» EXERCISE PROMPT:
In the entries below, count each line holding the word "Power". Answer with the total alone.

● ● ● ●

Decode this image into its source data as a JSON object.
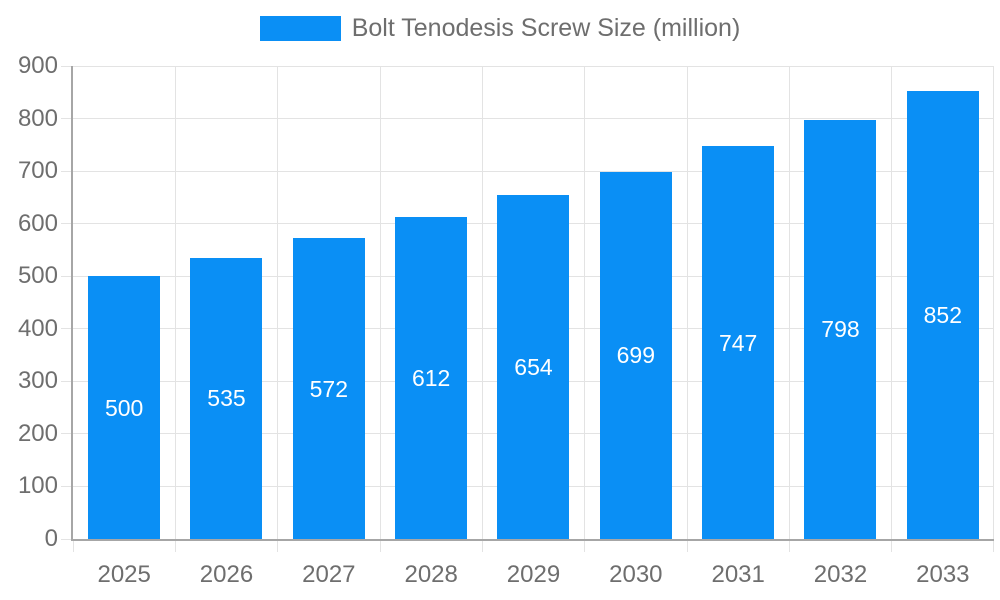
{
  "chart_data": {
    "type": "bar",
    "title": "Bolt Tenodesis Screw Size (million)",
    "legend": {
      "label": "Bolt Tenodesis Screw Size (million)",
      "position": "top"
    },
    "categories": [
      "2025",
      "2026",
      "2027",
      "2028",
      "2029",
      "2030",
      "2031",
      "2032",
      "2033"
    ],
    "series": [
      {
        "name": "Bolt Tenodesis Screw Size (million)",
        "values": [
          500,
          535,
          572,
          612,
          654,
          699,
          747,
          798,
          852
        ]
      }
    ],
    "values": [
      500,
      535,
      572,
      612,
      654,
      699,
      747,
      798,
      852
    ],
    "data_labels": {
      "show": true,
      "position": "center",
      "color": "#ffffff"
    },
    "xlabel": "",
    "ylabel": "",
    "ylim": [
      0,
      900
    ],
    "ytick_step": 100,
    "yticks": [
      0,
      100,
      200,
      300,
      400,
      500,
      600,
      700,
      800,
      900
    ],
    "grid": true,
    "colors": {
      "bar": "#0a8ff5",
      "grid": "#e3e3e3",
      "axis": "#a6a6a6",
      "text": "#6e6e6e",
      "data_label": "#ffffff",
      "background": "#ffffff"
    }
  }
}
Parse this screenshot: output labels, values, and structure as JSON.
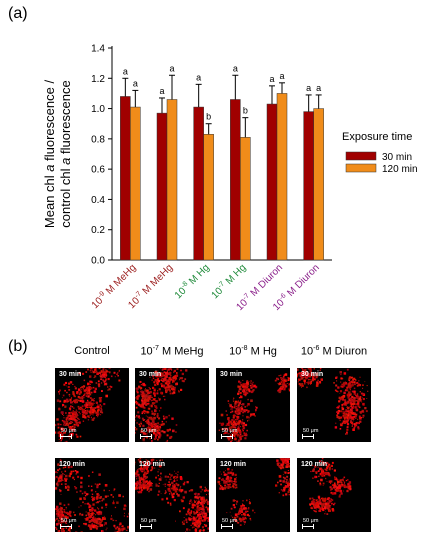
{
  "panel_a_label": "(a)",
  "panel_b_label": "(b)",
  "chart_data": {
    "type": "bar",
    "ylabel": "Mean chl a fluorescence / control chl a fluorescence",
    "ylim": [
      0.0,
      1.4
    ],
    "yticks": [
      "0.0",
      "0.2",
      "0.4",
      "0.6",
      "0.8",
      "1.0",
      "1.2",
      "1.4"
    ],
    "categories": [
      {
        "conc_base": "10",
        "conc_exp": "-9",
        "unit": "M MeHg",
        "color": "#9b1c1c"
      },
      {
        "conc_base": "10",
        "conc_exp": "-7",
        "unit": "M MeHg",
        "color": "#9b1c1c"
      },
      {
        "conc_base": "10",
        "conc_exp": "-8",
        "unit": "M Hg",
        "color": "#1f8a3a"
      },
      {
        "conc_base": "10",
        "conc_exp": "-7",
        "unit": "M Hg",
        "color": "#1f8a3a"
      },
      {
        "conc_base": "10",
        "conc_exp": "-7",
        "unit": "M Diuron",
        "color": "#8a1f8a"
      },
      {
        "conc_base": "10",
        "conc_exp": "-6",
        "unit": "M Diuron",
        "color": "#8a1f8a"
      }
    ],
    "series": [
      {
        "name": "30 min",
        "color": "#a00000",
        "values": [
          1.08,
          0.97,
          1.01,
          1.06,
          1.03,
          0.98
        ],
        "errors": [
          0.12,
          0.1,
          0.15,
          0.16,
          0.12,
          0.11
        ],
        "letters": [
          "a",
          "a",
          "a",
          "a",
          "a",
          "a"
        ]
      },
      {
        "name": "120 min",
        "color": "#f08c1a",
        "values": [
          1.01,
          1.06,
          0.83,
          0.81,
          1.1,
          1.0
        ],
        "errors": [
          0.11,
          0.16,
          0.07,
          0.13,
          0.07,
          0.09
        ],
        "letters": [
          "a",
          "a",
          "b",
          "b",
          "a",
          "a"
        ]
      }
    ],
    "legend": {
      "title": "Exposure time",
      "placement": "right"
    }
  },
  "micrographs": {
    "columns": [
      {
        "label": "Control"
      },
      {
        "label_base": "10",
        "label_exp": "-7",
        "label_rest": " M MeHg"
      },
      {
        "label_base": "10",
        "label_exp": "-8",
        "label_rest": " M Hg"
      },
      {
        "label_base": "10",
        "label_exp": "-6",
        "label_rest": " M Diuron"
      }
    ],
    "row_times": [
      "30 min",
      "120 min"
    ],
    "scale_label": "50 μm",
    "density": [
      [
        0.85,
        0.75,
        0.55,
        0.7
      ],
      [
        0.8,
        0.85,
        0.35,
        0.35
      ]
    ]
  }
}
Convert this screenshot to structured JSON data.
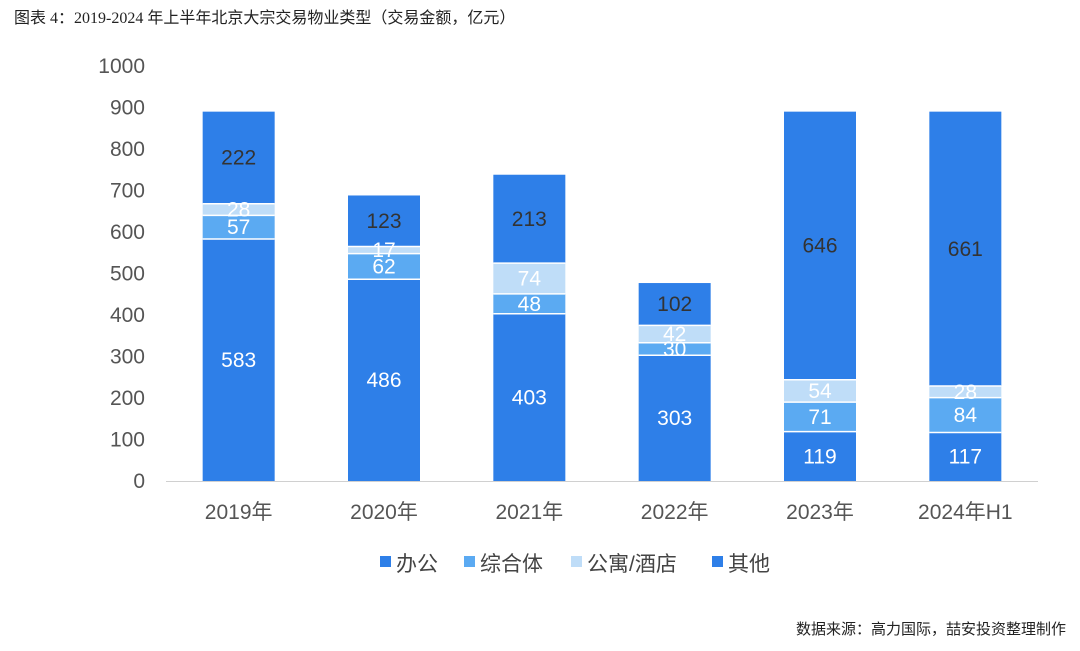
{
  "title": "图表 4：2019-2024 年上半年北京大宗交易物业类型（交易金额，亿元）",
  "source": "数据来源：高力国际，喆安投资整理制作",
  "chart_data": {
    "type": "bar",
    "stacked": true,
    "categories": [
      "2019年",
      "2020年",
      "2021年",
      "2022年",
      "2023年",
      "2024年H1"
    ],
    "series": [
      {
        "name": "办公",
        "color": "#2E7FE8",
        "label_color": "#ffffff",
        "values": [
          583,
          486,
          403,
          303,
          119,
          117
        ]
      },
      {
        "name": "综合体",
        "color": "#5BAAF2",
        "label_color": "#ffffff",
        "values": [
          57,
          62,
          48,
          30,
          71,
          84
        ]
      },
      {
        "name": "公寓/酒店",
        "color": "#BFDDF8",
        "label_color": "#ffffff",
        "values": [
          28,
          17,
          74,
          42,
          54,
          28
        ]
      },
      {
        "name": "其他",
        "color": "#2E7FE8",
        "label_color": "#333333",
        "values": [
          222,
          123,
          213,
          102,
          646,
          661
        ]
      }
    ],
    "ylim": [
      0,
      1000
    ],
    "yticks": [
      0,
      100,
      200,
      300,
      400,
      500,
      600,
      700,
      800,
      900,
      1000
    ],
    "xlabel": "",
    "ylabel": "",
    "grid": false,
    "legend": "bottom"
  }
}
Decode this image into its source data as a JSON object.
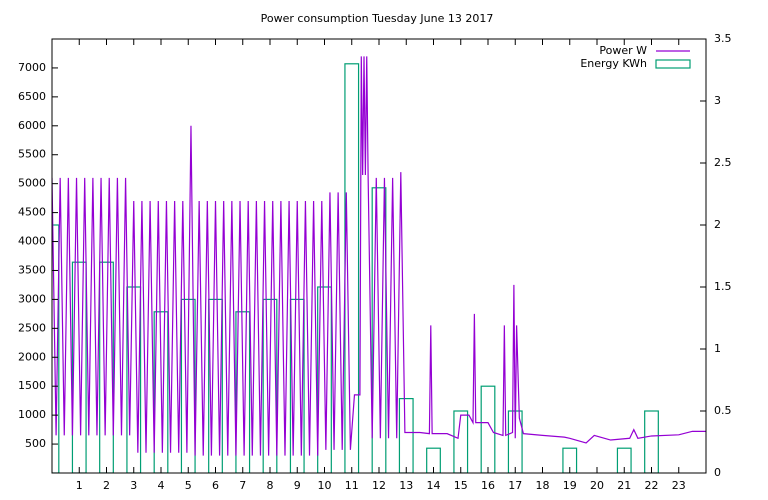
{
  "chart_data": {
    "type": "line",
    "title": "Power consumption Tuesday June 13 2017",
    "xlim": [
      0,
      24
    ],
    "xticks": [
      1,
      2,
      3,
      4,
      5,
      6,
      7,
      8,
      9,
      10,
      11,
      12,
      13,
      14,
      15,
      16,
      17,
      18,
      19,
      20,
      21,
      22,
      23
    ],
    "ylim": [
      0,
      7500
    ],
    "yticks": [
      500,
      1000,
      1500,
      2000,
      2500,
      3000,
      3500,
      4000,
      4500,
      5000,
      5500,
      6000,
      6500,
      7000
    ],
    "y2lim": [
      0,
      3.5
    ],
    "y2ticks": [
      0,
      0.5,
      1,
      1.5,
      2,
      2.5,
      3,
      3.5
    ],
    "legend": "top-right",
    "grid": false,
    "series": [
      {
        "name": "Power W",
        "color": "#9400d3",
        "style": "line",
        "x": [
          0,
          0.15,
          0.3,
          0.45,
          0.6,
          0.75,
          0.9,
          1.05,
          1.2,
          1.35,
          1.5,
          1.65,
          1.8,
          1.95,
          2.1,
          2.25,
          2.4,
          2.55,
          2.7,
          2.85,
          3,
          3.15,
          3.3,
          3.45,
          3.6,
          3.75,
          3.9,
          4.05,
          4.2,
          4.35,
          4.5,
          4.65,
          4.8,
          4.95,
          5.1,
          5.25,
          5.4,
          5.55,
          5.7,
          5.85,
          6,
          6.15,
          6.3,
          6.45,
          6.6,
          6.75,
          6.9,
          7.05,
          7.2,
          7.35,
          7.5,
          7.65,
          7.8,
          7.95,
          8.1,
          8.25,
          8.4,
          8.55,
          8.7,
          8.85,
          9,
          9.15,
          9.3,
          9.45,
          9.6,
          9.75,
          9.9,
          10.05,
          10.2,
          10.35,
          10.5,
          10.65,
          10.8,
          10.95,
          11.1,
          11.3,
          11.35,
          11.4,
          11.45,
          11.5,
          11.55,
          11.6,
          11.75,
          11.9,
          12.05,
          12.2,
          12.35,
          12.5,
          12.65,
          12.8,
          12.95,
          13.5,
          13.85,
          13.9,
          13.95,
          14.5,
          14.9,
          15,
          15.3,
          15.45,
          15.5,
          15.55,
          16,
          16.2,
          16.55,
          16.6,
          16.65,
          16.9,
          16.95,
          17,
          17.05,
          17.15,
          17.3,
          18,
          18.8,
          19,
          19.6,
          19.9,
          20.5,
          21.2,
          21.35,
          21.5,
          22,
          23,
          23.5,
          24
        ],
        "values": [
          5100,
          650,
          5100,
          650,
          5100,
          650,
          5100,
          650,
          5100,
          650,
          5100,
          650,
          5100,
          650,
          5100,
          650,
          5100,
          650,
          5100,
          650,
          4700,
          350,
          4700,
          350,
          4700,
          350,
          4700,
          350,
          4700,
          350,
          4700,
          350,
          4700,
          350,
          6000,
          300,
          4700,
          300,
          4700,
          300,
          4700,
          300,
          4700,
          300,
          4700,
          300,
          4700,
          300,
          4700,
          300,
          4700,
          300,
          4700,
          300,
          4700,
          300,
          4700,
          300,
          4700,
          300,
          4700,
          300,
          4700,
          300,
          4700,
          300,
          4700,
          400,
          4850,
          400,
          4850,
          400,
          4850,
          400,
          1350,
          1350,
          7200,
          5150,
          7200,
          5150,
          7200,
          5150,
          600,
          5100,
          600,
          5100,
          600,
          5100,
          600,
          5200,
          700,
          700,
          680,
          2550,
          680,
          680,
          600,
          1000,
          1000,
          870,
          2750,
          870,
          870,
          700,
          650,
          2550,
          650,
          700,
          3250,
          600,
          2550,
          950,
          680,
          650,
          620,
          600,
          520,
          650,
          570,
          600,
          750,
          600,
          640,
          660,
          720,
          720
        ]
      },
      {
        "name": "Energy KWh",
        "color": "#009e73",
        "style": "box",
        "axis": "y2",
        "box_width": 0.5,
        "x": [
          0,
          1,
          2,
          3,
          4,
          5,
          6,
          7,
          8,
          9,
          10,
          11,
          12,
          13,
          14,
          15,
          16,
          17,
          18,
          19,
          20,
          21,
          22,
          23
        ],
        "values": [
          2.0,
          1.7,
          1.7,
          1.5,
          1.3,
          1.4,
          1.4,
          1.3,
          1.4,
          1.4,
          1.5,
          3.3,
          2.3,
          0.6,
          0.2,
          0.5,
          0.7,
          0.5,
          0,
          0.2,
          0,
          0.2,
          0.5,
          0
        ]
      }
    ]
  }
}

● ● ● ●

» RESULT FOR THIS TASK:
2